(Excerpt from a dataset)
..............................

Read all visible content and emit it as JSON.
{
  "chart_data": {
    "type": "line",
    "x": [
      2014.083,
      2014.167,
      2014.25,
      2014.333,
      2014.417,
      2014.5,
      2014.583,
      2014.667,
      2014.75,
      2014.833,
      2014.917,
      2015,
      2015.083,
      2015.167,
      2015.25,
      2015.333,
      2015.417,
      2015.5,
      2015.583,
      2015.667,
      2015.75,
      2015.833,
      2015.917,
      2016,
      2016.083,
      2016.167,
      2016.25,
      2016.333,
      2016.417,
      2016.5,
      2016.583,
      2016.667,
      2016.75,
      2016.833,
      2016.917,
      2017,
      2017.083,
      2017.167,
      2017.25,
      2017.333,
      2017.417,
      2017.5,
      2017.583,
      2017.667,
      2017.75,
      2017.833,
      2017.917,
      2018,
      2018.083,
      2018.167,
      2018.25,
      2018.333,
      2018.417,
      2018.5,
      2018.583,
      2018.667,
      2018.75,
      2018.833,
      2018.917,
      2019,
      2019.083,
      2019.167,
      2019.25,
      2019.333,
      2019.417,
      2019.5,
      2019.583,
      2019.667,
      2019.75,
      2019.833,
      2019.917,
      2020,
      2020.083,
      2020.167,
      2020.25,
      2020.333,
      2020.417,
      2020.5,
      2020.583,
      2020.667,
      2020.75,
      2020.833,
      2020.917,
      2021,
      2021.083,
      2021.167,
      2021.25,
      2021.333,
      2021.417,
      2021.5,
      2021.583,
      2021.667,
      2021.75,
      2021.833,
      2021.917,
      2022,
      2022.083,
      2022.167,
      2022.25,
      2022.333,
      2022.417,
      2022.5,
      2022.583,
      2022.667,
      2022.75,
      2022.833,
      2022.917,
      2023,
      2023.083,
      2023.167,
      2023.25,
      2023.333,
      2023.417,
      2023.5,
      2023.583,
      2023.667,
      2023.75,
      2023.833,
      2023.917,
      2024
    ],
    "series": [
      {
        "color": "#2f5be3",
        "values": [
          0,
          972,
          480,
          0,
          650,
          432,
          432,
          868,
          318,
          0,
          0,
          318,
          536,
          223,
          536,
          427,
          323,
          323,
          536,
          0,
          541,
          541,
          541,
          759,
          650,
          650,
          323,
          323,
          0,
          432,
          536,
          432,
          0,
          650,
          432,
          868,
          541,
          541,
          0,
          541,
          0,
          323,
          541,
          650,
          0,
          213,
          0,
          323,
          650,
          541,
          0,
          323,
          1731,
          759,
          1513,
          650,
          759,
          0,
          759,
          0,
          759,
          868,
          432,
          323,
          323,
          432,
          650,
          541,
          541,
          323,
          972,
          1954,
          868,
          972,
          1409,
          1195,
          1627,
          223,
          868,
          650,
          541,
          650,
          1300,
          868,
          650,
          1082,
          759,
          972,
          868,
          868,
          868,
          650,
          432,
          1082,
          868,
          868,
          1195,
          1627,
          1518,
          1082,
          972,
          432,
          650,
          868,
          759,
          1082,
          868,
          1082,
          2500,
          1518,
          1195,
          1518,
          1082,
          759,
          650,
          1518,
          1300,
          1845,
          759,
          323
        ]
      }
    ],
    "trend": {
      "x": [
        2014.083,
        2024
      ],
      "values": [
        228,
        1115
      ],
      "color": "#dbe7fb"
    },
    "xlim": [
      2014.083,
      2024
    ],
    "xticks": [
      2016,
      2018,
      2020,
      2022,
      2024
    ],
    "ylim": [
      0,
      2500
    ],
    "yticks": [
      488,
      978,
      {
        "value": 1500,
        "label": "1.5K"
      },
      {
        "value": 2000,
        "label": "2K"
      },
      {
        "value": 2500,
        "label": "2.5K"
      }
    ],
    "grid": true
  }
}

..............................

§ Problem details
Produce an exact copy of the whole listing.

§ Result
Read all visible content and emit it as JSON.
{
  "chart_data": {
    "type": "line",
    "x": [
      2014.083,
      2014.167,
      2014.25,
      2014.333,
      2014.417,
      2014.5,
      2014.583,
      2014.667,
      2014.75,
      2014.833,
      2014.917,
      2015,
      2015.083,
      2015.167,
      2015.25,
      2015.333,
      2015.417,
      2015.5,
      2015.583,
      2015.667,
      2015.75,
      2015.833,
      2015.917,
      2016,
      2016.083,
      2016.167,
      2016.25,
      2016.333,
      2016.417,
      2016.5,
      2016.583,
      2016.667,
      2016.75,
      2016.833,
      2016.917,
      2017,
      2017.083,
      2017.167,
      2017.25,
      2017.333,
      2017.417,
      2017.5,
      2017.583,
      2017.667,
      2017.75,
      2017.833,
      2017.917,
      2018,
      2018.083,
      2018.167,
      2018.25,
      2018.333,
      2018.417,
      2018.5,
      2018.583,
      2018.667,
      2018.75,
      2018.833,
      2018.917,
      2019,
      2019.083,
      2019.167,
      2019.25,
      2019.333,
      2019.417,
      2019.5,
      2019.583,
      2019.667,
      2019.75,
      2019.833,
      2019.917,
      2020,
      2020.083,
      2020.167,
      2020.25,
      2020.333,
      2020.417,
      2020.5,
      2020.583,
      2020.667,
      2020.75,
      2020.833,
      2020.917,
      2021,
      2021.083,
      2021.167,
      2021.25,
      2021.333,
      2021.417,
      2021.5,
      2021.583,
      2021.667,
      2021.75,
      2021.833,
      2021.917,
      2022,
      2022.083,
      2022.167,
      2022.25,
      2022.333,
      2022.417,
      2022.5,
      2022.583,
      2022.667,
      2022.75,
      2022.833,
      2022.917,
      2023,
      2023.083,
      2023.167,
      2023.25,
      2023.333,
      2023.417,
      2023.5,
      2023.583,
      2023.667,
      2023.75,
      2023.833,
      2023.917,
      2024
    ],
    "series": [
      {
        "color": "#2f5be3",
        "values": [
          0,
          972,
          480,
          0,
          650,
          432,
          432,
          868,
          318,
          0,
          0,
          318,
          536,
          223,
          536,
          427,
          323,
          323,
          536,
          0,
          541,
          541,
          541,
          759,
          650,
          650,
          323,
          323,
          0,
          432,
          536,
          432,
          0,
          650,
          432,
          868,
          541,
          541,
          0,
          541,
          0,
          323,
          541,
          650,
          0,
          213,
          0,
          323,
          650,
          541,
          0,
          323,
          1731,
          759,
          1513,
          650,
          759,
          0,
          759,
          0,
          759,
          868,
          432,
          323,
          323,
          432,
          650,
          541,
          541,
          323,
          972,
          1954,
          868,
          972,
          1409,
          1195,
          1627,
          223,
          868,
          650,
          541,
          650,
          1300,
          868,
          650,
          1082,
          759,
          972,
          868,
          868,
          868,
          650,
          432,
          1082,
          868,
          868,
          1195,
          1627,
          1518,
          1082,
          972,
          432,
          650,
          868,
          759,
          1082,
          868,
          1082,
          2500,
          1518,
          1195,
          1518,
          1082,
          759,
          650,
          1518,
          1300,
          1845,
          759,
          323
        ]
      }
    ],
    "trend": {
      "x": [
        2014.083,
        2024
      ],
      "values": [
        228,
        1115
      ],
      "color": "#dbe7fb"
    },
    "xlim": [
      2014.083,
      2024
    ],
    "xticks": [
      2016,
      2018,
      2020,
      2022,
      2024
    ],
    "ylim": [
      0,
      2500
    ],
    "yticks": [
      488,
      978,
      {
        "value": 1500,
        "label": "1.5K"
      },
      {
        "value": 2000,
        "label": "2K"
      },
      {
        "value": 2500,
        "label": "2.5K"
      }
    ],
    "grid": true
  }
}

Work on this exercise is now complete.